» **The task**:
Here are some records. Copy each one exactly.

* * * * * * * * *

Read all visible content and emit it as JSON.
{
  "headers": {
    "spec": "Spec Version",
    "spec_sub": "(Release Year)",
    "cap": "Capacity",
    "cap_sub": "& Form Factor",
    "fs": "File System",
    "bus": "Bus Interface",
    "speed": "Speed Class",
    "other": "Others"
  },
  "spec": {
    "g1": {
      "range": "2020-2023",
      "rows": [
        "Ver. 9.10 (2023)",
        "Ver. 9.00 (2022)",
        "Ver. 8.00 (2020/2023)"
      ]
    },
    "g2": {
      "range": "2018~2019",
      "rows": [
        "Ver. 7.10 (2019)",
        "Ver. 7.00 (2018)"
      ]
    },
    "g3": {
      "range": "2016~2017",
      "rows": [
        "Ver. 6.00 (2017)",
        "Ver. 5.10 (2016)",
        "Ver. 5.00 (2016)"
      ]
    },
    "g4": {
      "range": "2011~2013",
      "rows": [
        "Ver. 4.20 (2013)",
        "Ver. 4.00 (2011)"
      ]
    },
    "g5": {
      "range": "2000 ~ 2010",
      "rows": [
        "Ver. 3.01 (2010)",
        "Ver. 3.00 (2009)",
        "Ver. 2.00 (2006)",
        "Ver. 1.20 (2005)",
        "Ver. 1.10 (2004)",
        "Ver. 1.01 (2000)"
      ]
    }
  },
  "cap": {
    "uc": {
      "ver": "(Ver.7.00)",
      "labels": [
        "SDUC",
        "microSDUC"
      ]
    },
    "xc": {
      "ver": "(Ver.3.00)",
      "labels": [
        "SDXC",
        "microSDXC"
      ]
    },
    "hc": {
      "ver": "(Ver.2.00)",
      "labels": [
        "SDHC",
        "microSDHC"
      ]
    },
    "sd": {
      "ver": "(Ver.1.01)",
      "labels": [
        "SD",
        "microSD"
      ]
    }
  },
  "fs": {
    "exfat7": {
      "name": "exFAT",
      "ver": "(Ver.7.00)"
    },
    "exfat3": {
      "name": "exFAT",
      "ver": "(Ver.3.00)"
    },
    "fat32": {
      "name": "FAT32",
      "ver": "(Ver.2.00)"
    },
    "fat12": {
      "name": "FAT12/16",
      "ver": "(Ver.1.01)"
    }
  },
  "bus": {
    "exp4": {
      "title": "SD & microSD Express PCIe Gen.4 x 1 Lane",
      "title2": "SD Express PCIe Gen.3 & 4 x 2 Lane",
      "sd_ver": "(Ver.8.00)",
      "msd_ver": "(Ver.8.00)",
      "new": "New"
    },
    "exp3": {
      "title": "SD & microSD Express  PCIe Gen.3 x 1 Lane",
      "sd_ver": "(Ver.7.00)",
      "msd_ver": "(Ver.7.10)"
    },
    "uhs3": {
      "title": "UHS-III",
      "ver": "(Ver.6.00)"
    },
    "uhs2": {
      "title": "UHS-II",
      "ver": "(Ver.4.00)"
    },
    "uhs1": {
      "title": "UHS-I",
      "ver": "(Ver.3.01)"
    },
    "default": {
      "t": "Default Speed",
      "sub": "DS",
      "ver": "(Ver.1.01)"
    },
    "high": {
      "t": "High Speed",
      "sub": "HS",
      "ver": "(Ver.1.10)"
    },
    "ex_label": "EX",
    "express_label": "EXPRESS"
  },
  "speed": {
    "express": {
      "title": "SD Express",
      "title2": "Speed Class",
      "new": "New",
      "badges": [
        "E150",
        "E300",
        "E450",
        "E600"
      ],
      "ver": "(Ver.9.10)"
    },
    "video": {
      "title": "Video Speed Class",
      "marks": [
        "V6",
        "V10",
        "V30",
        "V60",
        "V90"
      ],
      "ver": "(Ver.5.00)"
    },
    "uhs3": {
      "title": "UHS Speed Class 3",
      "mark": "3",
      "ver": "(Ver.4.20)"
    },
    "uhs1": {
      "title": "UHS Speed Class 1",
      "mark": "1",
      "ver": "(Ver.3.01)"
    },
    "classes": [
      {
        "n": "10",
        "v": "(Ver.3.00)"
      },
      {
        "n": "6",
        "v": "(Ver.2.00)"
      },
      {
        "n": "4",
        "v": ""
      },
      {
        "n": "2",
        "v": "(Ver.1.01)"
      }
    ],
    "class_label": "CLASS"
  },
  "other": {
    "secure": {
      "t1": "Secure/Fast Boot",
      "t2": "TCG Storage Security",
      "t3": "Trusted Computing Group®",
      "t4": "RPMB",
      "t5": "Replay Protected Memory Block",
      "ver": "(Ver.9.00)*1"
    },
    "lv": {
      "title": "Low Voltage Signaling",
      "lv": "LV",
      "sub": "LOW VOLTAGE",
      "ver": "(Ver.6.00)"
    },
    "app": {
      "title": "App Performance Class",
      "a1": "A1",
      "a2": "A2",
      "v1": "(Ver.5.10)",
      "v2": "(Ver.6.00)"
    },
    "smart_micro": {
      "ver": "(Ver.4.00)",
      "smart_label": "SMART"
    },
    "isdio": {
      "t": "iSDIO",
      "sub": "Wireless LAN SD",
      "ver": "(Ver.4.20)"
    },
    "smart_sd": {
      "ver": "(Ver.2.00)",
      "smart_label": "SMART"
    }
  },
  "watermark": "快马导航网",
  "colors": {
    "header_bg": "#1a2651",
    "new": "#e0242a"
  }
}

* * * * * * * * *

» **Answer to the exercise**:
Read all visible content and emit it as JSON.
{
  "headers": {
    "spec": "Spec Version",
    "spec_sub": "(Release Year)",
    "cap": "Capacity",
    "cap_sub": "& Form Factor",
    "fs": "File System",
    "bus": "Bus Interface",
    "speed": "Speed Class",
    "other": "Others"
  },
  "spec": {
    "g1": {
      "range": "2020-2023",
      "rows": [
        "Ver. 9.10 (2023)",
        "Ver. 9.00 (2022)",
        "Ver. 8.00 (2020/2023)"
      ]
    },
    "g2": {
      "range": "2018~2019",
      "rows": [
        "Ver. 7.10 (2019)",
        "Ver. 7.00 (2018)"
      ]
    },
    "g3": {
      "range": "2016~2017",
      "rows": [
        "Ver. 6.00 (2017)",
        "Ver. 5.10 (2016)",
        "Ver. 5.00 (2016)"
      ]
    },
    "g4": {
      "range": "2011~2013",
      "rows": [
        "Ver. 4.20 (2013)",
        "Ver. 4.00 (2011)"
      ]
    },
    "g5": {
      "range": "2000 ~ 2010",
      "rows": [
        "Ver. 3.01 (2010)",
        "Ver. 3.00 (2009)",
        "Ver. 2.00 (2006)",
        "Ver. 1.20 (2005)",
        "Ver. 1.10 (2004)",
        "Ver. 1.01 (2000)"
      ]
    }
  },
  "cap": {
    "uc": {
      "ver": "(Ver.7.00)",
      "labels": [
        "SDUC",
        "microSDUC"
      ]
    },
    "xc": {
      "ver": "(Ver.3.00)",
      "labels": [
        "SDXC",
        "microSDXC"
      ]
    },
    "hc": {
      "ver": "(Ver.2.00)",
      "labels": [
        "SDHC",
        "microSDHC"
      ]
    },
    "sd": {
      "ver": "(Ver.1.01)",
      "labels": [
        "SD",
        "microSD"
      ]
    }
  },
  "fs": {
    "exfat7": {
      "name": "exFAT",
      "ver": "(Ver.7.00)"
    },
    "exfat3": {
      "name": "exFAT",
      "ver": "(Ver.3.00)"
    },
    "fat32": {
      "name": "FAT32",
      "ver": "(Ver.2.00)"
    },
    "fat12": {
      "name": "FAT12/16",
      "ver": "(Ver.1.01)"
    }
  },
  "bus": {
    "exp4": {
      "title": "SD & microSD Express PCIe Gen.4 x 1 Lane",
      "title2": "SD Express PCIe Gen.3 & 4 x 2 Lane",
      "sd_ver": "(Ver.8.00)",
      "msd_ver": "(Ver.8.00)",
      "new": "New"
    },
    "exp3": {
      "title": "SD & microSD Express  PCIe Gen.3 x 1 Lane",
      "sd_ver": "(Ver.7.00)",
      "msd_ver": "(Ver.7.10)"
    },
    "uhs3": {
      "title": "UHS-III",
      "ver": "(Ver.6.00)"
    },
    "uhs2": {
      "title": "UHS-II",
      "ver": "(Ver.4.00)"
    },
    "uhs1": {
      "title": "UHS-I",
      "ver": "(Ver.3.01)"
    },
    "default": {
      "t": "Default Speed",
      "sub": "DS",
      "ver": "(Ver.1.01)"
    },
    "high": {
      "t": "High Speed",
      "sub": "HS",
      "ver": "(Ver.1.10)"
    },
    "ex_label": "EX",
    "express_label": "EXPRESS"
  },
  "speed": {
    "express": {
      "title": "SD Express",
      "title2": "Speed Class",
      "new": "New",
      "badges": [
        "E150",
        "E300",
        "E450",
        "E600"
      ],
      "ver": "(Ver.9.10)"
    },
    "video": {
      "title": "Video Speed Class",
      "marks": [
        "V6",
        "V10",
        "V30",
        "V60",
        "V90"
      ],
      "ver": "(Ver.5.00)"
    },
    "uhs3": {
      "title": "UHS Speed Class 3",
      "mark": "3",
      "ver": "(Ver.4.20)"
    },
    "uhs1": {
      "title": "UHS Speed Class 1",
      "mark": "1",
      "ver": "(Ver.3.01)"
    },
    "classes": [
      {
        "n": "10",
        "v": "(Ver.3.00)"
      },
      {
        "n": "6",
        "v": "(Ver.2.00)"
      },
      {
        "n": "4",
        "v": ""
      },
      {
        "n": "2",
        "v": "(Ver.1.01)"
      }
    ],
    "class_label": "CLASS"
  },
  "other": {
    "secure": {
      "t1": "Secure/Fast Boot",
      "t2": "TCG Storage Security",
      "t3": "Trusted Computing Group®",
      "t4": "RPMB",
      "t5": "Replay Protected Memory Block",
      "ver": "(Ver.9.00)*1"
    },
    "lv": {
      "title": "Low Voltage Signaling",
      "lv": "LV",
      "sub": "LOW VOLTAGE",
      "ver": "(Ver.6.00)"
    },
    "app": {
      "title": "App Performance Class",
      "a1": "A1",
      "a2": "A2",
      "v1": "(Ver.5.10)",
      "v2": "(Ver.6.00)"
    },
    "smart_micro": {
      "ver": "(Ver.4.00)",
      "smart_label": "SMART"
    },
    "isdio": {
      "t": "iSDIO",
      "sub": "Wireless LAN SD",
      "ver": "(Ver.4.20)"
    },
    "smart_sd": {
      "ver": "(Ver.2.00)",
      "smart_label": "SMART"
    }
  },
  "watermark": "快马导航网",
  "colors": {
    "header_bg": "#1a2651",
    "new": "#e0242a"
  }
}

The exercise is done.